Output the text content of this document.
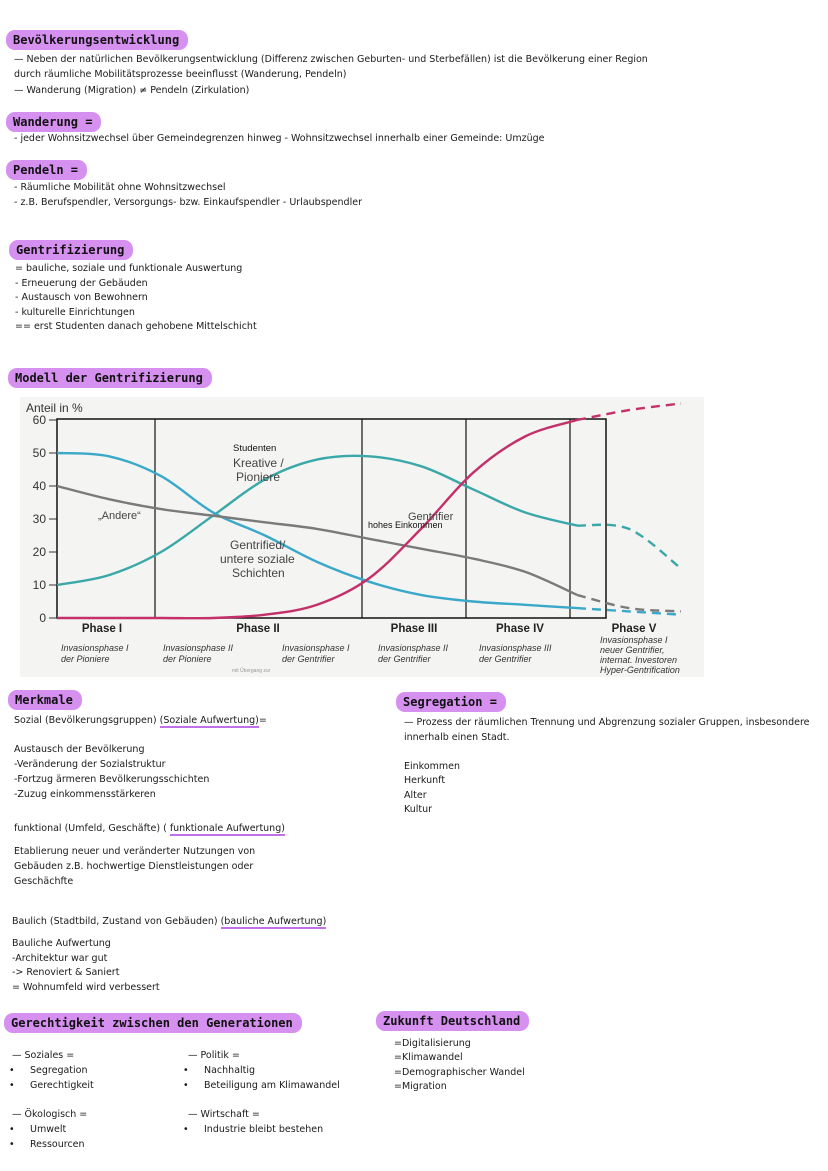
Bevölkerungsentwicklung
— Neben der natürlichen Bevölkerungsentwicklung (Differenz zwischen Geburten- und Sterbefällen) ist die Bevölkerung einer Region
durch räumliche Mobilitätsprozesse beeinflusst (Wanderung, Pendeln)
— Wanderung (Migration) ≠ Pendeln (Zirkulation)
Wanderung =
- jeder Wohnsitzwechsel über Gemeindegrenzen hinweg - Wohnsitzwechsel innerhalb einer Gemeinde: Umzüge
Pendeln =
- Räumliche Mobilität ohne Wohnsitzwechsel
- z.B. Berufspendler, Versorgungs- bzw. Einkaufspendler - Urlaubspendler
Gentrifizierung
= bauliche, soziale und funktionale Auswertung
- Erneuerung der Gebäuden
- Austausch von Bewohnern
- kulturelle Einrichtungen
== erst Studenten danach gehobene Mittelschicht
Modell der Gentrifizierung
Anteil in %
0
10
20
30
40
50
60
Studenten
Kreative /
Pioniere
„Andere“	Gentrifier
hohes Einkommen
Gentrified/
untere soziale
Schichten
Phase I	Phase II	Phase III	Phase IV	Phase V
Invasionsphase I
der Pioniere
Invasionsphase II
der Pioniere
Invasionsphase I
der Gentrifier
Invasionsphase II
der Gentrifier
Invasionsphase III
der Gentrifier
Invasionsphase I
neuer Gentrifier,
internat. Investoren
Hyper-Gentrification
mit Übergang zur
Merkmale
Sozial (Bevölkerungsgruppen) (Soziale Aufwertung)=
Austausch der Bevölkerung
-Veränderung der Sozialstruktur
-Fortzug ärmeren Bevölkerungsschichten
-Zuzug einkommensstärkeren
funktional (Umfeld, Geschäfte) ( funktionale Aufwertung)
Etablierung neuer und veränderter Nutzungen von
Gebäuden z.B. hochwertige Dienstleistungen oder
Geschächfte
Baulich (Stadtbild, Zustand von Gebäuden) (bauliche Aufwertung)
Bauliche Aufwertung
-Architektur war gut
-> Renoviert & Saniert
= Wohnumfeld wird verbessert
Segregation =
— Prozess der räumlichen Trennung und Abgrenzung sozialer Gruppen, insbesondere
innerhalb einen Stadt.
Einkommen
Herkunft
Alter
Kultur
Gerechtigkeit zwischen den Generationen
— Soziales =
• Segregation
• Gerechtigkeit
— Ökologisch =
• Umwelt
• Ressourcen
— Politik =
• Nachhaltig
• Beteiligung am Klimawandel
— Wirtschaft =
• Industrie bleibt bestehen
Zukunft Deutschland
=Digitalisierung
=Klimawandel
=Demographischer Wandel
=Migration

::::

▶ **SET EXERCISE**: Your task is an exact transcription of all the data, minus the pictures.

▶ **RESULT BELOW**:
Output the text content of this document.
Bevölkerungsentwicklung
— Neben der natürlichen Bevölkerungsentwicklung (Differenz zwischen Geburten- und Sterbefällen) ist die Bevölkerung einer Region
durch räumliche Mobilitätsprozesse beeinflusst (Wanderung, Pendeln)
— Wanderung (Migration) ≠ Pendeln (Zirkulation)
Wanderung =
- jeder Wohnsitzwechsel über Gemeindegrenzen hinweg - Wohnsitzwechsel innerhalb einer Gemeinde: Umzüge
Pendeln =
- Räumliche Mobilität ohne Wohnsitzwechsel
- z.B. Berufspendler, Versorgungs- bzw. Einkaufspendler - Urlaubspendler
Gentrifizierung
= bauliche, soziale und funktionale Auswertung
- Erneuerung der Gebäuden
- Austausch von Bewohnern
- kulturelle Einrichtungen
== erst Studenten danach gehobene Mittelschicht
Modell der Gentrifizierung
Anteil in %
0
10
20
30
40
50
60
Studenten
Kreative /
Pioniere
„Andere“	Gentrifier
hohes Einkommen
Gentrified/
untere soziale
Schichten
Phase I	Phase II	Phase III	Phase IV	Phase V
Invasionsphase I
der Pioniere
Invasionsphase II
der Pioniere
Invasionsphase I
der Gentrifier
Invasionsphase II
der Gentrifier
Invasionsphase III
der Gentrifier
Invasionsphase I
neuer Gentrifier,
internat. Investoren
Hyper-Gentrification
mit Übergang zur
Merkmale
Sozial (Bevölkerungsgruppen) (Soziale Aufwertung)=
Austausch der Bevölkerung
-Veränderung der Sozialstruktur
-Fortzug ärmeren Bevölkerungsschichten
-Zuzug einkommensstärkeren
funktional (Umfeld, Geschäfte) ( funktionale Aufwertung)
Etablierung neuer und veränderter Nutzungen von
Gebäuden z.B. hochwertige Dienstleistungen oder
Geschächfte
Baulich (Stadtbild, Zustand von Gebäuden) (bauliche Aufwertung)
Bauliche Aufwertung
-Architektur war gut
-> Renoviert & Saniert
= Wohnumfeld wird verbessert
Segregation =
— Prozess der räumlichen Trennung und Abgrenzung sozialer Gruppen, insbesondere
innerhalb einen Stadt.
Einkommen
Herkunft
Alter
Kultur
Gerechtigkeit zwischen den Generationen
— Soziales =
• Segregation
• Gerechtigkeit
— Ökologisch =
• Umwelt
• Ressourcen
— Politik =
• Nachhaltig
• Beteiligung am Klimawandel
— Wirtschaft =
• Industrie bleibt bestehen
Zukunft Deutschland
=Digitalisierung
=Klimawandel
=Demographischer Wandel
=Migration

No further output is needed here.